◆ WHAT IS BEING ASKED
Copy out the listing that follows, exactly, without its pictures.

Saved entries
· · · ·

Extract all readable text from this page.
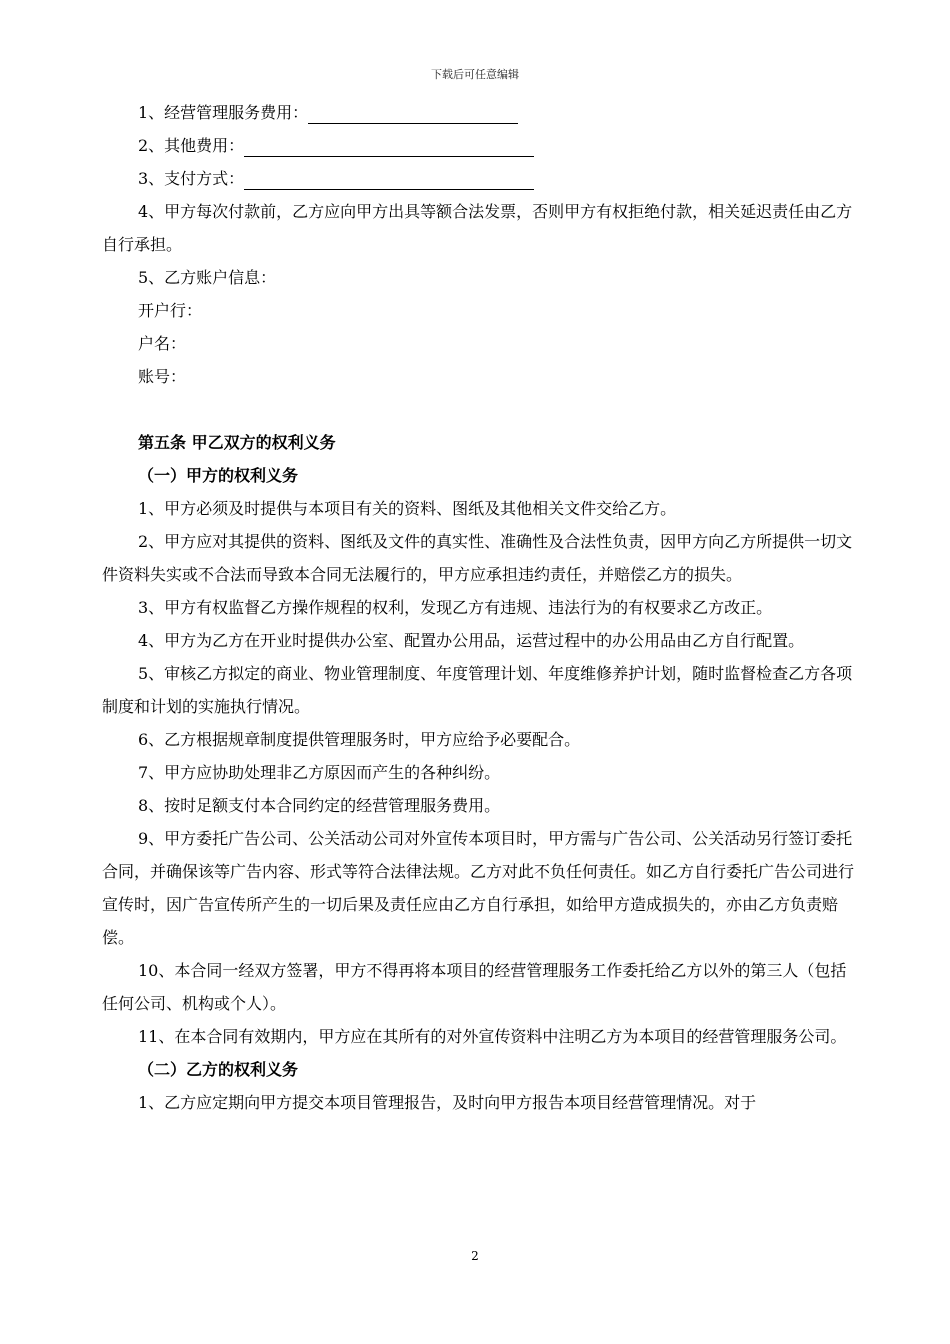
下载后可任意编辑

1、经营管理服务费用：

2、其他费用：

3、支付方式：

4、甲方每次付款前，乙方应向甲方出具等额合法发票，否则甲方有权拒绝付款，相关延迟责任由乙方自行承担。

5、乙方账户信息：

开户行：

户名：

账号：

第五条 甲乙双方的权利义务

（一）甲方的权利义务

1、甲方必须及时提供与本项目有关的资料、图纸及其他相关文件交给乙方。

2、甲方应对其提供的资料、图纸及文件的真实性、准确性及合法性负责，因甲方向乙方所提供一切文件资料失实或不合法而导致本合同无法履行的，甲方应承担违约责任，并赔偿乙方的损失。

3、甲方有权监督乙方操作规程的权利，发现乙方有违规、违法行为的有权要求乙方改正。

4、甲方为乙方在开业时提供办公室、配置办公用品，运营过程中的办公用品由乙方自行配置。

5、审核乙方拟定的商业、物业管理制度、年度管理计划、年度维修养护计划，随时监督检查乙方各项制度和计划的实施执行情况。

6、乙方根据规章制度提供管理服务时，甲方应给予必要配合。

7、甲方应协助处理非乙方原因而产生的各种纠纷。

8、按时足额支付本合同约定的经营管理服务费用。

9、甲方委托广告公司、公关活动公司对外宣传本项目时，甲方需与广告公司、公关活动另行签订委托合同，并确保该等广告内容、形式等符合法律法规。乙方对此不负任何责任。如乙方自行委托广告公司进行宣传时，因广告宣传所产生的一切后果及责任应由乙方自行承担，如给甲方造成损失的，亦由乙方负责赔偿。

10、本合同一经双方签署，甲方不得再将本项目的经营管理服务工作委托给乙方以外的第三人（包括任何公司、机构或个人）。

11、在本合同有效期内，甲方应在其所有的对外宣传资料中注明乙方为本项目的经营管理服务公司。

（二）乙方的权利义务

1、乙方应定期向甲方提交本项目管理报告，及时向甲方报告本项目经营管理情况。对于

2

· · · ·

◆ WRITTEN RESPONSE
Extract all readable text from this page.
下载后可任意编辑

1、经营管理服务费用：

2、其他费用：

3、支付方式：

4、甲方每次付款前，乙方应向甲方出具等额合法发票，否则甲方有权拒绝付款，相关延迟责任由乙方自行承担。

5、乙方账户信息：

开户行：

户名：

账号：

第五条 甲乙双方的权利义务

（一）甲方的权利义务

1、甲方必须及时提供与本项目有关的资料、图纸及其他相关文件交给乙方。

2、甲方应对其提供的资料、图纸及文件的真实性、准确性及合法性负责，因甲方向乙方所提供一切文件资料失实或不合法而导致本合同无法履行的，甲方应承担违约责任，并赔偿乙方的损失。

3、甲方有权监督乙方操作规程的权利，发现乙方有违规、违法行为的有权要求乙方改正。

4、甲方为乙方在开业时提供办公室、配置办公用品，运营过程中的办公用品由乙方自行配置。

5、审核乙方拟定的商业、物业管理制度、年度管理计划、年度维修养护计划，随时监督检查乙方各项制度和计划的实施执行情况。

6、乙方根据规章制度提供管理服务时，甲方应给予必要配合。

7、甲方应协助处理非乙方原因而产生的各种纠纷。

8、按时足额支付本合同约定的经营管理服务费用。

9、甲方委托广告公司、公关活动公司对外宣传本项目时，甲方需与广告公司、公关活动另行签订委托合同，并确保该等广告内容、形式等符合法律法规。乙方对此不负任何责任。如乙方自行委托广告公司进行宣传时，因广告宣传所产生的一切后果及责任应由乙方自行承担，如给甲方造成损失的，亦由乙方负责赔偿。

10、本合同一经双方签署，甲方不得再将本项目的经营管理服务工作委托给乙方以外的第三人（包括任何公司、机构或个人）。

11、在本合同有效期内，甲方应在其所有的对外宣传资料中注明乙方为本项目的经营管理服务公司。

（二）乙方的权利义务

1、乙方应定期向甲方提交本项目管理报告，及时向甲方报告本项目经营管理情况。对于

2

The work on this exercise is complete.